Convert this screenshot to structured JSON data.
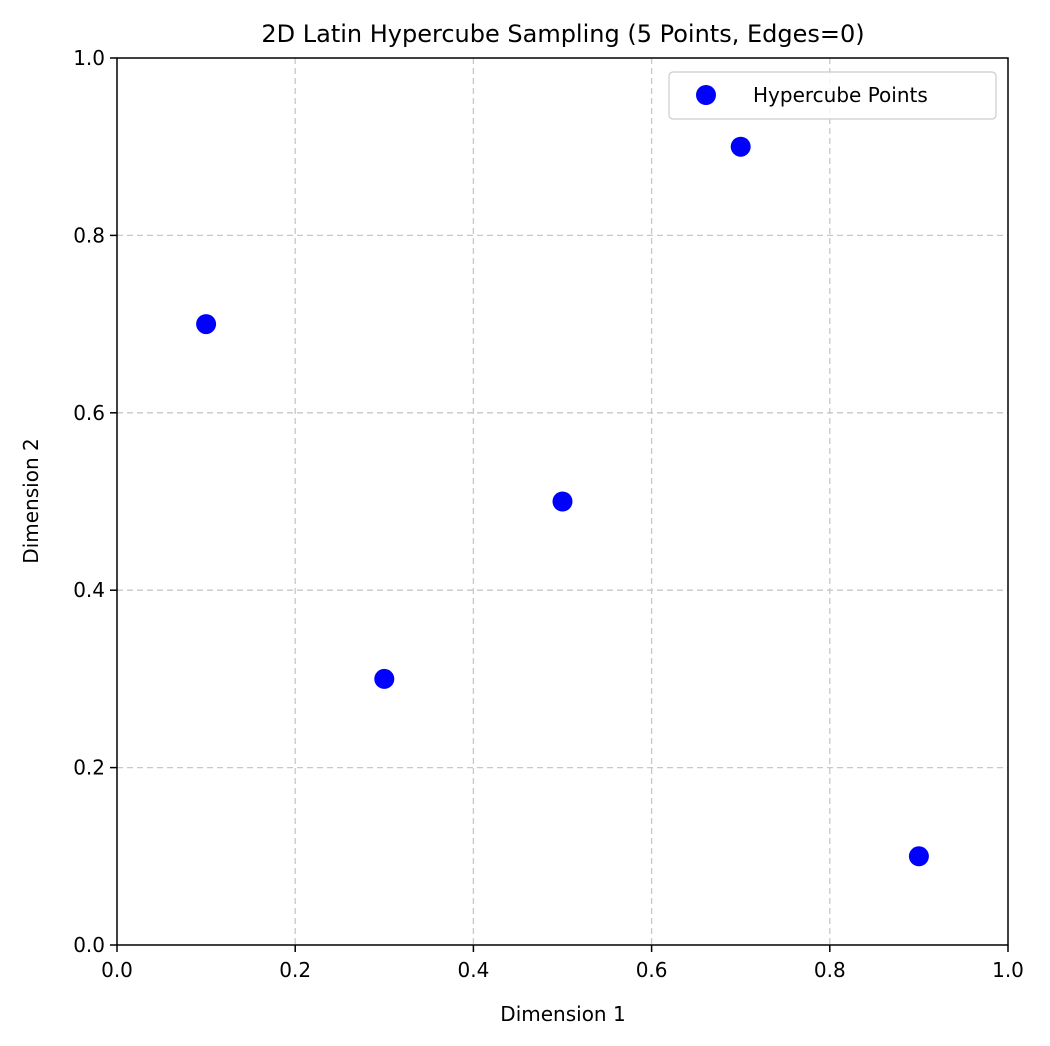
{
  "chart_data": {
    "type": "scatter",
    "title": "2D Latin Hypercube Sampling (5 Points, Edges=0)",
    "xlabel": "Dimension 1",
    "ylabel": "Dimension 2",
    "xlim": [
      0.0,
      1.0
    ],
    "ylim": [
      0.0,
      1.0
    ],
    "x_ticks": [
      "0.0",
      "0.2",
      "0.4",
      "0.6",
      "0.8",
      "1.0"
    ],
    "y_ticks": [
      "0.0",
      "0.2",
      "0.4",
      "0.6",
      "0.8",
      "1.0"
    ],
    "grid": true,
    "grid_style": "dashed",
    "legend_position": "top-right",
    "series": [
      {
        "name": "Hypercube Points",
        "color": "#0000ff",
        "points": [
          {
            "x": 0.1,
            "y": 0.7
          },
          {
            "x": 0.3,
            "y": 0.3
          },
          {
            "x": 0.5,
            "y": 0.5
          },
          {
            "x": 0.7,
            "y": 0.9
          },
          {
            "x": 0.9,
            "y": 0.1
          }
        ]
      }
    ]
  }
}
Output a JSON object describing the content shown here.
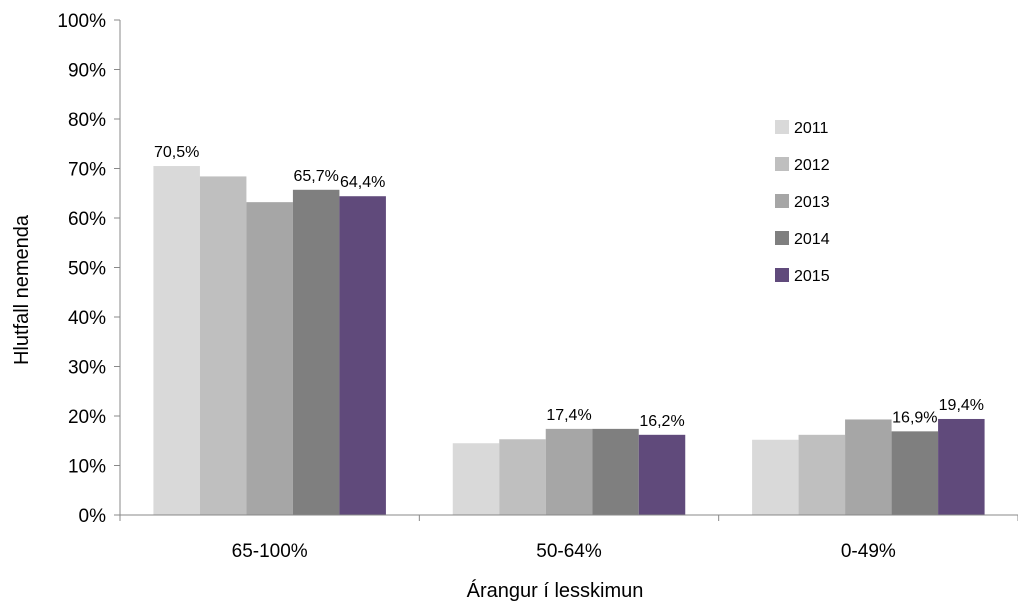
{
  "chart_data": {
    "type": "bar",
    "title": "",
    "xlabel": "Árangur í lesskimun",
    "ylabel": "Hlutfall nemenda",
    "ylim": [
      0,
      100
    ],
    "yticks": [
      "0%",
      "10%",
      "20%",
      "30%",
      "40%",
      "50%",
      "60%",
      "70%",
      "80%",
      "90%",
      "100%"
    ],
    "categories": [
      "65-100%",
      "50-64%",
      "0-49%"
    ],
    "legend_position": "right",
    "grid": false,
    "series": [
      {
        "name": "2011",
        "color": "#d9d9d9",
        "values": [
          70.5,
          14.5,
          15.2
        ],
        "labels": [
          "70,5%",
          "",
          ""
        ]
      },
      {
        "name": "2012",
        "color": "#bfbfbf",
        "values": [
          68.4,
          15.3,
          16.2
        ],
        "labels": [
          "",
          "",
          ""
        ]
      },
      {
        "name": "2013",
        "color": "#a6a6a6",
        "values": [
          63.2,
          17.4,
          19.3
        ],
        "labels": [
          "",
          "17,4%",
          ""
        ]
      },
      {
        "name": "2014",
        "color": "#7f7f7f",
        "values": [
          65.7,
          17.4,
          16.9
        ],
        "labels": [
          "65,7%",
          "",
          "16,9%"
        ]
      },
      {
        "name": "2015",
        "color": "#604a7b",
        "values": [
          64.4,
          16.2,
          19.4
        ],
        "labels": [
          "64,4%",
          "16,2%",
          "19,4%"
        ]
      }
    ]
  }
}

---

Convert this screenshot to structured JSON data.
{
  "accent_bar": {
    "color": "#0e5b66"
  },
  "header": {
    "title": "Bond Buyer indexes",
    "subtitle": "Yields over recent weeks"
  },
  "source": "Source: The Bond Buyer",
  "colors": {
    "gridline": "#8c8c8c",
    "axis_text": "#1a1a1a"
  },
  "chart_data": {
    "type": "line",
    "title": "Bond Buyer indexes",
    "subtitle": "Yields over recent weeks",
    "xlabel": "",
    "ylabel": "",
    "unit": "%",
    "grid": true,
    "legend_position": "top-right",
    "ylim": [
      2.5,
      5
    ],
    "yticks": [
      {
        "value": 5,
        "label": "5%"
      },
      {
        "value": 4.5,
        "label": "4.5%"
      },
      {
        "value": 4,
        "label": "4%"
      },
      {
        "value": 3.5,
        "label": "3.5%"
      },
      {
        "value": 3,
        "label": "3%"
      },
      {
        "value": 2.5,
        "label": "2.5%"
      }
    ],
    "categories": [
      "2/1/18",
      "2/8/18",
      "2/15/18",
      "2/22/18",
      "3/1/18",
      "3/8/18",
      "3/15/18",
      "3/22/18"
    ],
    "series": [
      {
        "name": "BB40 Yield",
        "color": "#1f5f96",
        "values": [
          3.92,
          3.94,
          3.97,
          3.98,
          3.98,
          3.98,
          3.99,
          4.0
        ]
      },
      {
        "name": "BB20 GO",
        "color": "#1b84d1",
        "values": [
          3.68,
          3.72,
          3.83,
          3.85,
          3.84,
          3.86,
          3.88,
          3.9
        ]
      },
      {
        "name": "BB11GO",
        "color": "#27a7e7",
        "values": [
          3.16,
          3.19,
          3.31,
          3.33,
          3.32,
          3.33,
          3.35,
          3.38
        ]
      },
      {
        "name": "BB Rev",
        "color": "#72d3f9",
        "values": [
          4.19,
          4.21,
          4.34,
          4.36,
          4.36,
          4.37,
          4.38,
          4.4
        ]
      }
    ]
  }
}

__Directions for this task__:
A line counts if it holds the word "Yields". Work out how many lines in the listing count, and give only that number.

__Result__:
2